Stated problem: Return all lines where the word "xlabel" can be found.

Exercise material:
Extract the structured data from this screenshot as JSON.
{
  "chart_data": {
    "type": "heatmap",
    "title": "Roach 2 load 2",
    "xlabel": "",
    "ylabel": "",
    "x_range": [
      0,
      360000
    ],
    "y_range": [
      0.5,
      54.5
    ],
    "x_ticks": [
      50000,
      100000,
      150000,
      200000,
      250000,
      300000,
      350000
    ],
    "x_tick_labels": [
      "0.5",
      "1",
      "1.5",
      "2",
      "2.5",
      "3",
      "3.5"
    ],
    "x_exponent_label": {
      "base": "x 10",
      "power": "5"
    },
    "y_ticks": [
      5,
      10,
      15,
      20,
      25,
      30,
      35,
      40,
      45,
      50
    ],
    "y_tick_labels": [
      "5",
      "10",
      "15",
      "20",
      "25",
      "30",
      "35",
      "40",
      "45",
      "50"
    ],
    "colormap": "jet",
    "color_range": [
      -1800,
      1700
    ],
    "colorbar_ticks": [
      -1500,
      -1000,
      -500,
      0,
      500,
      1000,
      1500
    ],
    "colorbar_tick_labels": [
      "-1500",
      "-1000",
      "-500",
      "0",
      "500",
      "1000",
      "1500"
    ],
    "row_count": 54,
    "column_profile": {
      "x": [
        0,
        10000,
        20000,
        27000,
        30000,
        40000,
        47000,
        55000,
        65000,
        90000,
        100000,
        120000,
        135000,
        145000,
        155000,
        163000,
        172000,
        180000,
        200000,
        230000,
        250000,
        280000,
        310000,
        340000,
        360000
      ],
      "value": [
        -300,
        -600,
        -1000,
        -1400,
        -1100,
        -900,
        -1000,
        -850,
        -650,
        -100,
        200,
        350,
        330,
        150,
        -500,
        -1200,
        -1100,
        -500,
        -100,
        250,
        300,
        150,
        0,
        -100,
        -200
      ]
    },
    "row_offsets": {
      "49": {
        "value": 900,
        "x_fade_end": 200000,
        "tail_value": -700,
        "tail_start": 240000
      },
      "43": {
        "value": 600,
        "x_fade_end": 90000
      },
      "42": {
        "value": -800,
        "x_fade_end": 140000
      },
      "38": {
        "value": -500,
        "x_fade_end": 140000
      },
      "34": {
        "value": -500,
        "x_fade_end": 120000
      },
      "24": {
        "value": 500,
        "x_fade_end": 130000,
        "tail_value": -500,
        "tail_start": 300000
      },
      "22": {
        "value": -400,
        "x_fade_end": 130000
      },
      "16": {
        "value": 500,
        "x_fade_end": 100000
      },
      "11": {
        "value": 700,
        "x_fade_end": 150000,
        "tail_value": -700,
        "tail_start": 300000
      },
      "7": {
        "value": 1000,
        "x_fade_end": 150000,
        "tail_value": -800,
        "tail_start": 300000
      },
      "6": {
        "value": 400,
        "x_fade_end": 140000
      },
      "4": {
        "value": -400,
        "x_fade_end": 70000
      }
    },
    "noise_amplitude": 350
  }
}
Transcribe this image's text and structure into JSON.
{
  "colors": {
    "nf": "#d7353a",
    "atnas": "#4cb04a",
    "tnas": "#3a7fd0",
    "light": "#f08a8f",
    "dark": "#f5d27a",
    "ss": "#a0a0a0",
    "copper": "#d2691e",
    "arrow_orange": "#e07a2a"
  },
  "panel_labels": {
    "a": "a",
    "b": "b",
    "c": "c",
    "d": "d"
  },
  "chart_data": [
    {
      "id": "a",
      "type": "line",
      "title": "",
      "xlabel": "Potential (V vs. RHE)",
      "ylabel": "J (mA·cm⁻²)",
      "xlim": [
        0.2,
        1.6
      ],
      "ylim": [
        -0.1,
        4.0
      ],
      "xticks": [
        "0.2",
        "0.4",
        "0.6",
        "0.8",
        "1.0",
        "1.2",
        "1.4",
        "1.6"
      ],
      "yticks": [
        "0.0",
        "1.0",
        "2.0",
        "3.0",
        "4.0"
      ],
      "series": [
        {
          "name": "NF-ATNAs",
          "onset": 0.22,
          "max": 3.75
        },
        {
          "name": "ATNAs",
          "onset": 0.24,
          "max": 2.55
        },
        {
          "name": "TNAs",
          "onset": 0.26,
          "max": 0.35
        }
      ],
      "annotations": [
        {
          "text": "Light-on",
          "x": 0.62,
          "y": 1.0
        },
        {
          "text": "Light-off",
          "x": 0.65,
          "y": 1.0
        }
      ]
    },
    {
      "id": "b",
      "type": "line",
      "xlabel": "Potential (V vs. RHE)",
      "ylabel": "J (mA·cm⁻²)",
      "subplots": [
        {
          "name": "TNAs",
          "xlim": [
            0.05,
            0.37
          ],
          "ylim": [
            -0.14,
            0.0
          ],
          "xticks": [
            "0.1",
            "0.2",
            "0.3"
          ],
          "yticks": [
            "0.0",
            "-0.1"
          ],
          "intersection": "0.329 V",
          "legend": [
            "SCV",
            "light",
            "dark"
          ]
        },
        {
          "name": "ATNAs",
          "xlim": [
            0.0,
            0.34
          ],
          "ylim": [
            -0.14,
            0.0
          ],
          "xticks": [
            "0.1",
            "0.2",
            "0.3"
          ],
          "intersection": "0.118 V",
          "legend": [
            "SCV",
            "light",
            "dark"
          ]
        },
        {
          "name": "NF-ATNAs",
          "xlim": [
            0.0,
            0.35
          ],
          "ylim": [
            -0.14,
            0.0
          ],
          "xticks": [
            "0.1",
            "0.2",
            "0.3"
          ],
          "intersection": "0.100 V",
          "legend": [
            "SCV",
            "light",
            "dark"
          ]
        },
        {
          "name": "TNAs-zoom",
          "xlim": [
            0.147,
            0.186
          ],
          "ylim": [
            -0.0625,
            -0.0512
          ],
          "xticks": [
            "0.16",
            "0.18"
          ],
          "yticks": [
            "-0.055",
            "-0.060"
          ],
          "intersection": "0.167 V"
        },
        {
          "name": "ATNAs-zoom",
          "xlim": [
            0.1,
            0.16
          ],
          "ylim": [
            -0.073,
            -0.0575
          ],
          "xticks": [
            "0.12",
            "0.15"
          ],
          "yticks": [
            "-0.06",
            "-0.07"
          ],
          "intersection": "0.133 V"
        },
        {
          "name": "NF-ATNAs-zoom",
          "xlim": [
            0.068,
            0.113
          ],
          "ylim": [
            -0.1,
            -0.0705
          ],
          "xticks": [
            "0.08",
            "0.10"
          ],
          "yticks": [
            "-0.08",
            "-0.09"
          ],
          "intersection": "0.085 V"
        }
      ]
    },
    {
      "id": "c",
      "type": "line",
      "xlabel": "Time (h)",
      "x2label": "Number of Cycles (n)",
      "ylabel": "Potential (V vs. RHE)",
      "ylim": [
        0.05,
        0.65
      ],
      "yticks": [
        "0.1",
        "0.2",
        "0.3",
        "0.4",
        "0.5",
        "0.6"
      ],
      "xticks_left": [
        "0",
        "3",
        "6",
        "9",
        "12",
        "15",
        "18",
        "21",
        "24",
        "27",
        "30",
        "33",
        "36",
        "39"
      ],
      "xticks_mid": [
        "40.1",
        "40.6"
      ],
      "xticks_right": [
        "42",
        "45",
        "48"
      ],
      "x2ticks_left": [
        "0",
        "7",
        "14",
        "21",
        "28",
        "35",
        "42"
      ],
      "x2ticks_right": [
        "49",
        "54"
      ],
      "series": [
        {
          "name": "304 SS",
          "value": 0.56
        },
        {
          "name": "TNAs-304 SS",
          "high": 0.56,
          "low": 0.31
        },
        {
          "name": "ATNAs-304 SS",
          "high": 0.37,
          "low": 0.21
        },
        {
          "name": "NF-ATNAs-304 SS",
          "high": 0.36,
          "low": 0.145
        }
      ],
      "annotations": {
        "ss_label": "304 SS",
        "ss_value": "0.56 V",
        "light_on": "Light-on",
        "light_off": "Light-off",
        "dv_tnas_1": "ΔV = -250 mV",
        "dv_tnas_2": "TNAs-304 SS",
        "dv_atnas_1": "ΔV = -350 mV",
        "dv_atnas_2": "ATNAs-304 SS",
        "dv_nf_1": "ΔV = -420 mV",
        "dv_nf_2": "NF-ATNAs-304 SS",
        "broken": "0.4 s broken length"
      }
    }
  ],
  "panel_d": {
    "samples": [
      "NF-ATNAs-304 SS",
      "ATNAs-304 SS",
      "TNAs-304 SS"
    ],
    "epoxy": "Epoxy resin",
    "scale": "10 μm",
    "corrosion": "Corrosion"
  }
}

Correct output:
    "xlabel": "",
      "xlabel": "Potential (V vs. RHE)",
      "xlabel": "Potential (V vs. RHE)",
      "xlabel": "Time (h)",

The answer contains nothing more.